* Task to complete:
In the listing below, please print the line that contains "Type out the text in this image." and every line that follows it, exactly.
'''
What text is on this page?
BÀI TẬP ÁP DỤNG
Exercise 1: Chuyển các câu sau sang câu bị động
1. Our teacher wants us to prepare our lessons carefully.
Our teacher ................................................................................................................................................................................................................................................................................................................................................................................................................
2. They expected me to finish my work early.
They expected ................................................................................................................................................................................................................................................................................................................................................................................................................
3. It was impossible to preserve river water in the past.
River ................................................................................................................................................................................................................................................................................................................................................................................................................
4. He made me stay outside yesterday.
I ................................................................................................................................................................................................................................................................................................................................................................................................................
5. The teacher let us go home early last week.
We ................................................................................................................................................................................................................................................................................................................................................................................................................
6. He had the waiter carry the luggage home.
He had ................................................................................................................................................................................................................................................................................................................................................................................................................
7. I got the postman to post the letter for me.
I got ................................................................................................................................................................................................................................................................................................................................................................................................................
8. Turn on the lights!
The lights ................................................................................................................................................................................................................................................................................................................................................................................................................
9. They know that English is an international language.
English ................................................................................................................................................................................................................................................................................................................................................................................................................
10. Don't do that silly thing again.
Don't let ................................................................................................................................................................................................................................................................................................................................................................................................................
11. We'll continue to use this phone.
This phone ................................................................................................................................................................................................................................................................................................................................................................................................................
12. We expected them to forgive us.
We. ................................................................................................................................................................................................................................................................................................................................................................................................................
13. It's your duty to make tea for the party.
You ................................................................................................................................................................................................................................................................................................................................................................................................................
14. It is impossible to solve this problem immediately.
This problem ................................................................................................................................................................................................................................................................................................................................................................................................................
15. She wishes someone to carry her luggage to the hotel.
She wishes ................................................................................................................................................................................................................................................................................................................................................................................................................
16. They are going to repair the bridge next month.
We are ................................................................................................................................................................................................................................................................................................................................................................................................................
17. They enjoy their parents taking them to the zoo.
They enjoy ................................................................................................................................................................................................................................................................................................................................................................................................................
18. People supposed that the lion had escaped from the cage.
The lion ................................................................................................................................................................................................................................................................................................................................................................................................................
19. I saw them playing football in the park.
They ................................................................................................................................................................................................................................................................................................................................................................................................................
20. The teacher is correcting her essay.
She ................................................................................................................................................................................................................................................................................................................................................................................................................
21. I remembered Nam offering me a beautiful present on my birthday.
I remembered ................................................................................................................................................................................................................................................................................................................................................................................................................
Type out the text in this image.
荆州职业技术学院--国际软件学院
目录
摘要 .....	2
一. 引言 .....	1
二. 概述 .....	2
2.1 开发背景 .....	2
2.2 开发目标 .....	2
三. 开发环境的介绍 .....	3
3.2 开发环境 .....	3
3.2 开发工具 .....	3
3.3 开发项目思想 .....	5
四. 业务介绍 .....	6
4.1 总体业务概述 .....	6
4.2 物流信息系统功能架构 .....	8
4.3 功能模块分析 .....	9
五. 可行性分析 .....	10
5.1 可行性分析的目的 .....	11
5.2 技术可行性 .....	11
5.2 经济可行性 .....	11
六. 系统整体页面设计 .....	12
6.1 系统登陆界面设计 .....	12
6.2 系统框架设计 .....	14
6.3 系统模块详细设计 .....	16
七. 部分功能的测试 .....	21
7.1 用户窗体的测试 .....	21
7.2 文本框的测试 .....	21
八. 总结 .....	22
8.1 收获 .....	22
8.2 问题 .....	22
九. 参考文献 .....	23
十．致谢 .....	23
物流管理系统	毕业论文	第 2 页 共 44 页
'''
* Result:
Type out the text in this image.
荆州职业技术学院--国际软件学院
目录
摘要 .....	2
一. 引言 .....	1
二. 概述 .....	2
2.1 开发背景 .....	2
2.2 开发目标 .....	2
三. 开发环境的介绍 .....	3
3.2 开发环境 .....	3
3.2 开发工具 .....	3
3.3 开发项目思想 .....	5
四. 业务介绍 .....	6
4.1 总体业务概述 .....	6
4.2 物流信息系统功能架构 .....	8
4.3 功能模块分析 .....	9
五. 可行性分析 .....	10
5.1 可行性分析的目的 .....	11
5.2 技术可行性 .....	11
5.2 经济可行性 .....	11
六. 系统整体页面设计 .....	12
6.1 系统登陆界面设计 .....	12
6.2 系统框架设计 .....	14
6.3 系统模块详细设计 .....	16
七. 部分功能的测试 .....	21
7.1 用户窗体的测试 .....	21
7.2 文本框的测试 .....	21
八. 总结 .....	22
8.1 收获 .....	22
8.2 问题 .....	22
九. 参考文献 .....	23
十．致谢 .....	23
物流管理系统	毕业论文	第 2 页 共 44 页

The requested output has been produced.